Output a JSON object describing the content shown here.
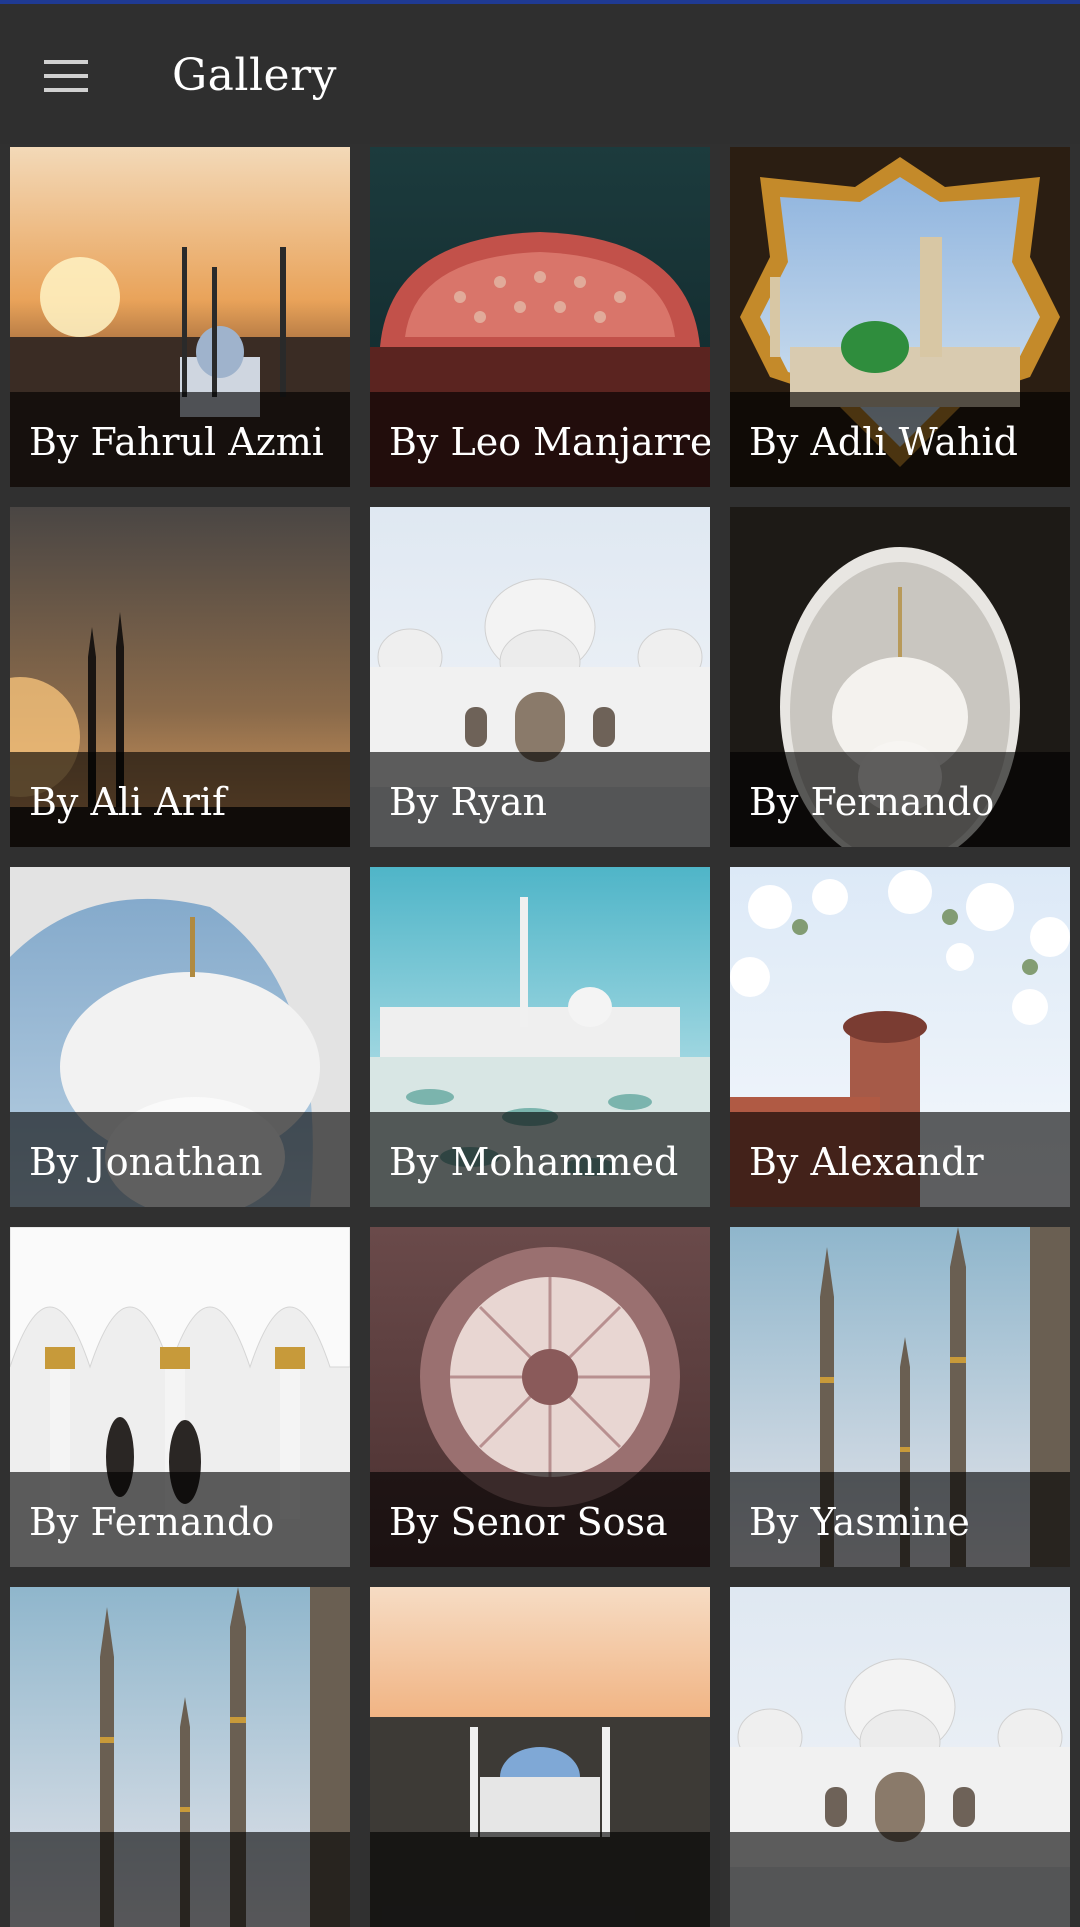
{
  "app_bar": {
    "title": "Gallery",
    "menu_icon": "hamburger-menu-icon",
    "accent_color": "#1f3a93",
    "background_color": "#2f2f2f"
  },
  "gallery": {
    "items": [
      {
        "caption": "By Fahrul Azmi",
        "scene": "sunset-mosque"
      },
      {
        "caption": "By Leo Manjarrez",
        "scene": "ornate-ceiling"
      },
      {
        "caption": "By Adli Wahid",
        "scene": "star-window-green-dome"
      },
      {
        "caption": "By Ali Arif",
        "scene": "minaret-silhouette"
      },
      {
        "caption": "By Ryan",
        "scene": "white-mosque"
      },
      {
        "caption": "By Fernando",
        "scene": "arched-window-dome"
      },
      {
        "caption": "By Jonathan",
        "scene": "dome-through-arch"
      },
      {
        "caption": "By Mohammed",
        "scene": "courtyard-turquoise-sky"
      },
      {
        "caption": "By Alexandr",
        "scene": "tower-blossoms"
      },
      {
        "caption": "By Fernando",
        "scene": "arcade-golden-columns"
      },
      {
        "caption": "By Senor Sosa",
        "scene": "blue-dome-interior"
      },
      {
        "caption": "By Yasmine",
        "scene": "minarets-blue-sky"
      },
      {
        "caption": "",
        "scene": "tall-minarets-sky"
      },
      {
        "caption": "",
        "scene": "sunset-blue-dome"
      },
      {
        "caption": "",
        "scene": "white-mosque-front"
      }
    ]
  }
}
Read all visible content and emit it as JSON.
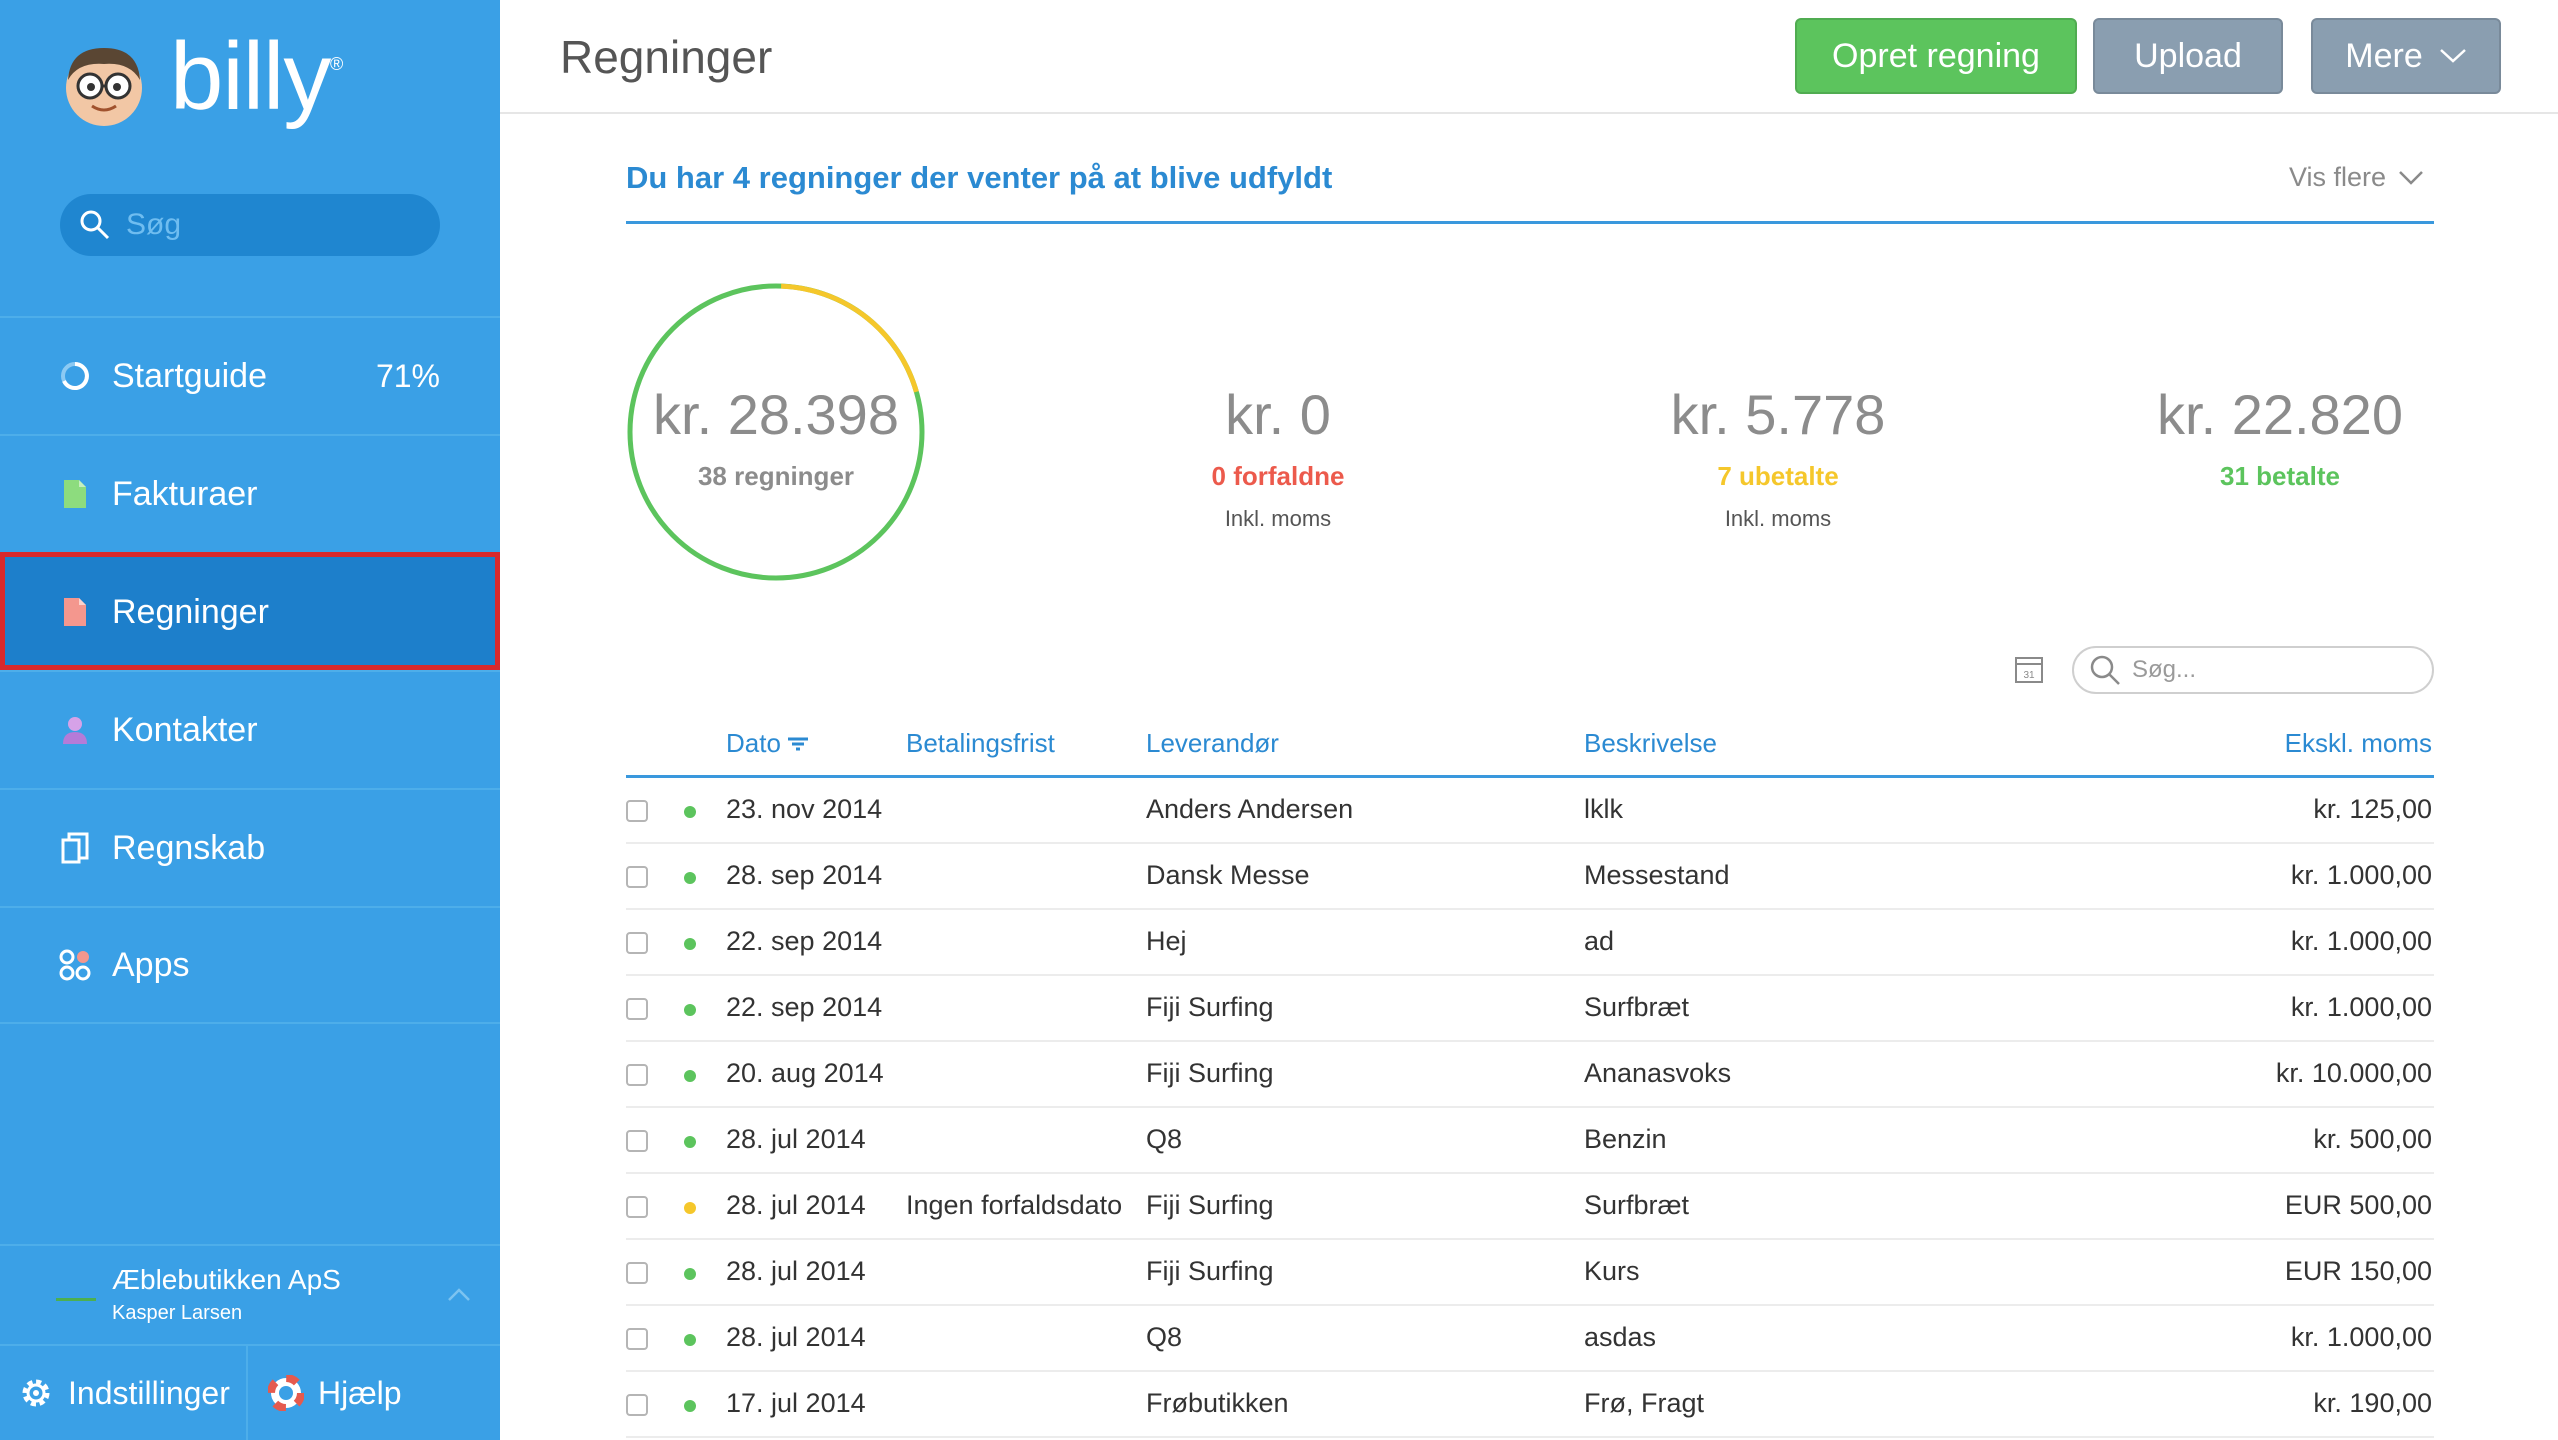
{
  "sidebar": {
    "logo_text": "billy",
    "logo_reg": "®",
    "search_placeholder": "Søg",
    "items": [
      {
        "label": "Startguide",
        "extra": "71%"
      },
      {
        "label": "Fakturaer"
      },
      {
        "label": "Regninger"
      },
      {
        "label": "Kontakter"
      },
      {
        "label": "Regnskab"
      },
      {
        "label": "Apps"
      }
    ],
    "company": {
      "name": "Æblebutikken ApS",
      "user": "Kasper Larsen"
    },
    "settings_label": "Indstillinger",
    "help_label": "Hjælp"
  },
  "header": {
    "title": "Regninger",
    "create_label": "Opret regning",
    "upload_label": "Upload",
    "more_label": "Mere"
  },
  "banner": {
    "text": "Du har 4 regninger der venter på at blive udfyldt",
    "more_label": "Vis flere"
  },
  "summary": {
    "total": {
      "amount": "kr. 28.398",
      "label": "38 regninger"
    },
    "overdue": {
      "amount": "kr. 0",
      "label": "0 forfaldne",
      "sub": "Inkl. moms",
      "color": "#ec5a4c"
    },
    "unpaid": {
      "amount": "kr. 5.778",
      "label": "7 ubetalte",
      "sub": "Inkl. moms",
      "color": "#f5c72b"
    },
    "paid": {
      "amount": "kr. 22.820",
      "label": "31 betalte",
      "color": "#5cc45d"
    },
    "ring_fraction_unpaid": 0.2
  },
  "table": {
    "search_placeholder": "Søg...",
    "calendar_label": "31",
    "columns": [
      "Dato",
      "Betalingsfrist",
      "Leverandør",
      "Beskrivelse",
      "Ekskl. moms"
    ],
    "rows": [
      {
        "status": "green",
        "dato": "23. nov 2014",
        "frist": "",
        "lev": "Anders Andersen",
        "besk": "lklk",
        "amt": "kr. 125,00"
      },
      {
        "status": "green",
        "dato": "28. sep 2014",
        "frist": "",
        "lev": "Dansk Messe",
        "besk": "Messestand",
        "amt": "kr. 1.000,00"
      },
      {
        "status": "green",
        "dato": "22. sep 2014",
        "frist": "",
        "lev": "Hej",
        "besk": "ad",
        "amt": "kr. 1.000,00"
      },
      {
        "status": "green",
        "dato": "22. sep 2014",
        "frist": "",
        "lev": "Fiji Surfing",
        "besk": "Surfbræt",
        "amt": "kr. 1.000,00"
      },
      {
        "status": "green",
        "dato": "20. aug 2014",
        "frist": "",
        "lev": "Fiji Surfing",
        "besk": "Ananasvoks",
        "amt": "kr. 10.000,00"
      },
      {
        "status": "green",
        "dato": "28. jul 2014",
        "frist": "",
        "lev": "Q8",
        "besk": "Benzin",
        "amt": "kr. 500,00"
      },
      {
        "status": "yellow",
        "dato": "28. jul 2014",
        "frist": "Ingen forfaldsdato",
        "lev": "Fiji Surfing",
        "besk": "Surfbræt",
        "amt": "EUR 500,00"
      },
      {
        "status": "green",
        "dato": "28. jul 2014",
        "frist": "",
        "lev": "Fiji Surfing",
        "besk": "Kurs",
        "amt": "EUR 150,00"
      },
      {
        "status": "green",
        "dato": "28. jul 2014",
        "frist": "",
        "lev": "Q8",
        "besk": "asdas",
        "amt": "kr. 1.000,00"
      },
      {
        "status": "green",
        "dato": "17. jul 2014",
        "frist": "",
        "lev": "Frøbutikken",
        "besk": "Frø, Fragt",
        "amt": "kr. 190,00"
      }
    ]
  },
  "colors": {
    "sidebar": "#3aa0e6",
    "sidebar_active": "#1d7fcb",
    "accent": "#2b8ad2",
    "green": "#5cc45d",
    "yellow": "#f5c72b",
    "red": "#ec5a4c"
  }
}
□ □ □ □ □ □ □
Write the lines above out again exactly, without any of their pictures.

▶ [Answer to this task]:
Output a JSON object describing the content shown here.
{
  "app_bar": {
    "title": "Gallery",
    "menu_icon": "hamburger-menu-icon",
    "accent_color": "#1f3a93",
    "background_color": "#2f2f2f"
  },
  "gallery": {
    "items": [
      {
        "caption": "By Fahrul Azmi",
        "scene": "sunset-mosque"
      },
      {
        "caption": "By Leo Manjarrez",
        "scene": "ornate-ceiling"
      },
      {
        "caption": "By Adli Wahid",
        "scene": "star-window-green-dome"
      },
      {
        "caption": "By Ali Arif",
        "scene": "minaret-silhouette"
      },
      {
        "caption": "By Ryan",
        "scene": "white-mosque"
      },
      {
        "caption": "By Fernando",
        "scene": "arched-window-dome"
      },
      {
        "caption": "By Jonathan",
        "scene": "dome-through-arch"
      },
      {
        "caption": "By Mohammed",
        "scene": "courtyard-turquoise-sky"
      },
      {
        "caption": "By Alexandr",
        "scene": "tower-blossoms"
      },
      {
        "caption": "By Fernando",
        "scene": "arcade-golden-columns"
      },
      {
        "caption": "By Senor Sosa",
        "scene": "blue-dome-interior"
      },
      {
        "caption": "By Yasmine",
        "scene": "minarets-blue-sky"
      },
      {
        "caption": "",
        "scene": "tall-minarets-sky"
      },
      {
        "caption": "",
        "scene": "sunset-blue-dome"
      },
      {
        "caption": "",
        "scene": "white-mosque-front"
      }
    ]
  }
}
Read all visible content and emit it as JSON.
{
  "sidebar": {
    "logo_text": "billy",
    "logo_reg": "®",
    "search_placeholder": "Søg",
    "items": [
      {
        "label": "Startguide",
        "extra": "71%"
      },
      {
        "label": "Fakturaer"
      },
      {
        "label": "Regninger"
      },
      {
        "label": "Kontakter"
      },
      {
        "label": "Regnskab"
      },
      {
        "label": "Apps"
      }
    ],
    "company": {
      "name": "Æblebutikken ApS",
      "user": "Kasper Larsen"
    },
    "settings_label": "Indstillinger",
    "help_label": "Hjælp"
  },
  "header": {
    "title": "Regninger",
    "create_label": "Opret regning",
    "upload_label": "Upload",
    "more_label": "Mere"
  },
  "banner": {
    "text": "Du har 4 regninger der venter på at blive udfyldt",
    "more_label": "Vis flere"
  },
  "summary": {
    "total": {
      "amount": "kr. 28.398",
      "label": "38 regninger"
    },
    "overdue": {
      "amount": "kr. 0",
      "label": "0 forfaldne",
      "sub": "Inkl. moms",
      "color": "#ec5a4c"
    },
    "unpaid": {
      "amount": "kr. 5.778",
      "label": "7 ubetalte",
      "sub": "Inkl. moms",
      "color": "#f5c72b"
    },
    "paid": {
      "amount": "kr. 22.820",
      "label": "31 betalte",
      "color": "#5cc45d"
    },
    "ring_fraction_unpaid": 0.2
  },
  "table": {
    "search_placeholder": "Søg...",
    "calendar_label": "31",
    "columns": [
      "Dato",
      "Betalingsfrist",
      "Leverandør",
      "Beskrivelse",
      "Ekskl. moms"
    ],
    "rows": [
      {
        "status": "green",
        "dato": "23. nov 2014",
        "frist": "",
        "lev": "Anders Andersen",
        "besk": "lklk",
        "amt": "kr. 125,00"
      },
      {
        "status": "green",
        "dato": "28. sep 2014",
        "frist": "",
        "lev": "Dansk Messe",
        "besk": "Messestand",
        "amt": "kr. 1.000,00"
      },
      {
        "status": "green",
        "dato": "22. sep 2014",
        "frist": "",
        "lev": "Hej",
        "besk": "ad",
        "amt": "kr. 1.000,00"
      },
      {
        "status": "green",
        "dato": "22. sep 2014",
        "frist": "",
        "lev": "Fiji Surfing",
        "besk": "Surfbræt",
        "amt": "kr. 1.000,00"
      },
      {
        "status": "green",
        "dato": "20. aug 2014",
        "frist": "",
        "lev": "Fiji Surfing",
        "besk": "Ananasvoks",
        "amt": "kr. 10.000,00"
      },
      {
        "status": "green",
        "dato": "28. jul 2014",
        "frist": "",
        "lev": "Q8",
        "besk": "Benzin",
        "amt": "kr. 500,00"
      },
      {
        "status": "yellow",
        "dato": "28. jul 2014",
        "frist": "Ingen forfaldsdato",
        "lev": "Fiji Surfing",
        "besk": "Surfbræt",
        "amt": "EUR 500,00"
      },
      {
        "status": "green",
        "dato": "28. jul 2014",
        "frist": "",
        "lev": "Fiji Surfing",
        "besk": "Kurs",
        "amt": "EUR 150,00"
      },
      {
        "status": "green",
        "dato": "28. jul 2014",
        "frist": "",
        "lev": "Q8",
        "besk": "asdas",
        "amt": "kr. 1.000,00"
      },
      {
        "status": "green",
        "dato": "17. jul 2014",
        "frist": "",
        "lev": "Frøbutikken",
        "besk": "Frø, Fragt",
        "amt": "kr. 190,00"
      }
    ]
  },
  "colors": {
    "sidebar": "#3aa0e6",
    "sidebar_active": "#1d7fcb",
    "accent": "#2b8ad2",
    "green": "#5cc45d",
    "yellow": "#f5c72b",
    "red": "#ec5a4c"
  }
}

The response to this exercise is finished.